Quote, verbatim, all material below, without pictures.

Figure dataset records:

↓

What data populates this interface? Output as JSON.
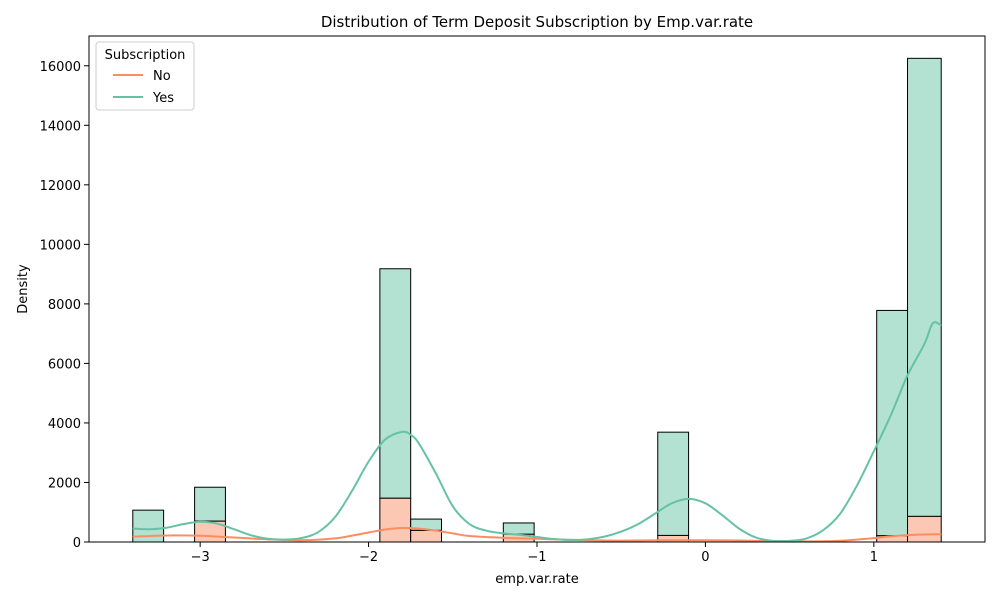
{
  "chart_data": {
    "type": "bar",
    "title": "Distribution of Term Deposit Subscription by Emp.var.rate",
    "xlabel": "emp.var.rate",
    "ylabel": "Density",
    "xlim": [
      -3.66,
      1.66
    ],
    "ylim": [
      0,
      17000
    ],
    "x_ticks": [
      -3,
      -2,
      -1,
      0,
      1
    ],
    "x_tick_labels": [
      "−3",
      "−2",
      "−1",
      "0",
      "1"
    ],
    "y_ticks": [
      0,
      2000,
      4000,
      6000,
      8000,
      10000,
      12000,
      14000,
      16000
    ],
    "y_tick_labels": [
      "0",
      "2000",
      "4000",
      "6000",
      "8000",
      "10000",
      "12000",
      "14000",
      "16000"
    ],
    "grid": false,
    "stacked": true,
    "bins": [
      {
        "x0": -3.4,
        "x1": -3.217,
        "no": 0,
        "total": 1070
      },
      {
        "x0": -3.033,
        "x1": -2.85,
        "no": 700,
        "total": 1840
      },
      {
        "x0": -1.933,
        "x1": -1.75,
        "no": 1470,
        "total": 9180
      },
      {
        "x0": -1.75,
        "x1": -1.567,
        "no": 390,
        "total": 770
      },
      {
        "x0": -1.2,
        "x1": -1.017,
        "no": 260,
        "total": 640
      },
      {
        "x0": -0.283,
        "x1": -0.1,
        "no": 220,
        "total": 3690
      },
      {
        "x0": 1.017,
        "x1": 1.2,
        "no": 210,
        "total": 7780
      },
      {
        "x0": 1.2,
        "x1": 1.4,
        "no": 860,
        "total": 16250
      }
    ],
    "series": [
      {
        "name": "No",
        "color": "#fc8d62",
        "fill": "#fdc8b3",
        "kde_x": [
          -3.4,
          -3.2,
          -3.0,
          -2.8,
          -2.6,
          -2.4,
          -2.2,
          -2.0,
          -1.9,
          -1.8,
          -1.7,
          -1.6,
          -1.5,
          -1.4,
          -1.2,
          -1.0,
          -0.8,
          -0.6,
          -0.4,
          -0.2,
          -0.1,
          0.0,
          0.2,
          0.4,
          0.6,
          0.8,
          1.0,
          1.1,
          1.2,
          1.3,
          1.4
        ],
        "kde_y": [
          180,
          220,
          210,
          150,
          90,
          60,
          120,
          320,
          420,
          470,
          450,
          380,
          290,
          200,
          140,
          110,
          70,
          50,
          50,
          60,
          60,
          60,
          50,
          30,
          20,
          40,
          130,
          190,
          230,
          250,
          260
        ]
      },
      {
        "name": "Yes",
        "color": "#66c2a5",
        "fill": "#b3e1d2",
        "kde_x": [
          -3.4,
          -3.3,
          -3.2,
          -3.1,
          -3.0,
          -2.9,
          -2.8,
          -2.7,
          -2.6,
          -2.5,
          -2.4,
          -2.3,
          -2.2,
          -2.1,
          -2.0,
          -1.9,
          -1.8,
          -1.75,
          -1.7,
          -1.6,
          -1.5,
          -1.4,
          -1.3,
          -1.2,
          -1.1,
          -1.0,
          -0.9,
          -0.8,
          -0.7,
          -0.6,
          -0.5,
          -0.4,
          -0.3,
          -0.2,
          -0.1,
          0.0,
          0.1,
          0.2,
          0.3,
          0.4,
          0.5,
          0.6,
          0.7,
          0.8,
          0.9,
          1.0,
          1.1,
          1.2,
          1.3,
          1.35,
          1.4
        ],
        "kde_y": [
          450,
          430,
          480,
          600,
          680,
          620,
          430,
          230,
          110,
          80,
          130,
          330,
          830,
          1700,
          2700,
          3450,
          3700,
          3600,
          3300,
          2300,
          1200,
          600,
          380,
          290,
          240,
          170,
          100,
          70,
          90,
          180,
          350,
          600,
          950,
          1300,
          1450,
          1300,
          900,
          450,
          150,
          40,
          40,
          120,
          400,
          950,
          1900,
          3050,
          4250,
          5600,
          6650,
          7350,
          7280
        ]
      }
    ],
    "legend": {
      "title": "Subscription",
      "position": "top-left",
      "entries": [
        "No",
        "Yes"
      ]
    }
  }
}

↑

Solution for this task
What data populates this interface? Output as JSON.
{
  "chart_data": {
    "type": "bar",
    "title": "Distribution of Term Deposit Subscription by Emp.var.rate",
    "xlabel": "emp.var.rate",
    "ylabel": "Density",
    "xlim": [
      -3.66,
      1.66
    ],
    "ylim": [
      0,
      17000
    ],
    "x_ticks": [
      -3,
      -2,
      -1,
      0,
      1
    ],
    "x_tick_labels": [
      "−3",
      "−2",
      "−1",
      "0",
      "1"
    ],
    "y_ticks": [
      0,
      2000,
      4000,
      6000,
      8000,
      10000,
      12000,
      14000,
      16000
    ],
    "y_tick_labels": [
      "0",
      "2000",
      "4000",
      "6000",
      "8000",
      "10000",
      "12000",
      "14000",
      "16000"
    ],
    "grid": false,
    "stacked": true,
    "bins": [
      {
        "x0": -3.4,
        "x1": -3.217,
        "no": 0,
        "total": 1070
      },
      {
        "x0": -3.033,
        "x1": -2.85,
        "no": 700,
        "total": 1840
      },
      {
        "x0": -1.933,
        "x1": -1.75,
        "no": 1470,
        "total": 9180
      },
      {
        "x0": -1.75,
        "x1": -1.567,
        "no": 390,
        "total": 770
      },
      {
        "x0": -1.2,
        "x1": -1.017,
        "no": 260,
        "total": 640
      },
      {
        "x0": -0.283,
        "x1": -0.1,
        "no": 220,
        "total": 3690
      },
      {
        "x0": 1.017,
        "x1": 1.2,
        "no": 210,
        "total": 7780
      },
      {
        "x0": 1.2,
        "x1": 1.4,
        "no": 860,
        "total": 16250
      }
    ],
    "series": [
      {
        "name": "No",
        "color": "#fc8d62",
        "fill": "#fdc8b3",
        "kde_x": [
          -3.4,
          -3.2,
          -3.0,
          -2.8,
          -2.6,
          -2.4,
          -2.2,
          -2.0,
          -1.9,
          -1.8,
          -1.7,
          -1.6,
          -1.5,
          -1.4,
          -1.2,
          -1.0,
          -0.8,
          -0.6,
          -0.4,
          -0.2,
          -0.1,
          0.0,
          0.2,
          0.4,
          0.6,
          0.8,
          1.0,
          1.1,
          1.2,
          1.3,
          1.4
        ],
        "kde_y": [
          180,
          220,
          210,
          150,
          90,
          60,
          120,
          320,
          420,
          470,
          450,
          380,
          290,
          200,
          140,
          110,
          70,
          50,
          50,
          60,
          60,
          60,
          50,
          30,
          20,
          40,
          130,
          190,
          230,
          250,
          260
        ]
      },
      {
        "name": "Yes",
        "color": "#66c2a5",
        "fill": "#b3e1d2",
        "kde_x": [
          -3.4,
          -3.3,
          -3.2,
          -3.1,
          -3.0,
          -2.9,
          -2.8,
          -2.7,
          -2.6,
          -2.5,
          -2.4,
          -2.3,
          -2.2,
          -2.1,
          -2.0,
          -1.9,
          -1.8,
          -1.75,
          -1.7,
          -1.6,
          -1.5,
          -1.4,
          -1.3,
          -1.2,
          -1.1,
          -1.0,
          -0.9,
          -0.8,
          -0.7,
          -0.6,
          -0.5,
          -0.4,
          -0.3,
          -0.2,
          -0.1,
          0.0,
          0.1,
          0.2,
          0.3,
          0.4,
          0.5,
          0.6,
          0.7,
          0.8,
          0.9,
          1.0,
          1.1,
          1.2,
          1.3,
          1.35,
          1.4
        ],
        "kde_y": [
          450,
          430,
          480,
          600,
          680,
          620,
          430,
          230,
          110,
          80,
          130,
          330,
          830,
          1700,
          2700,
          3450,
          3700,
          3600,
          3300,
          2300,
          1200,
          600,
          380,
          290,
          240,
          170,
          100,
          70,
          90,
          180,
          350,
          600,
          950,
          1300,
          1450,
          1300,
          900,
          450,
          150,
          40,
          40,
          120,
          400,
          950,
          1900,
          3050,
          4250,
          5600,
          6650,
          7350,
          7280
        ]
      }
    ],
    "legend": {
      "title": "Subscription",
      "position": "top-left",
      "entries": [
        "No",
        "Yes"
      ]
    }
  }
}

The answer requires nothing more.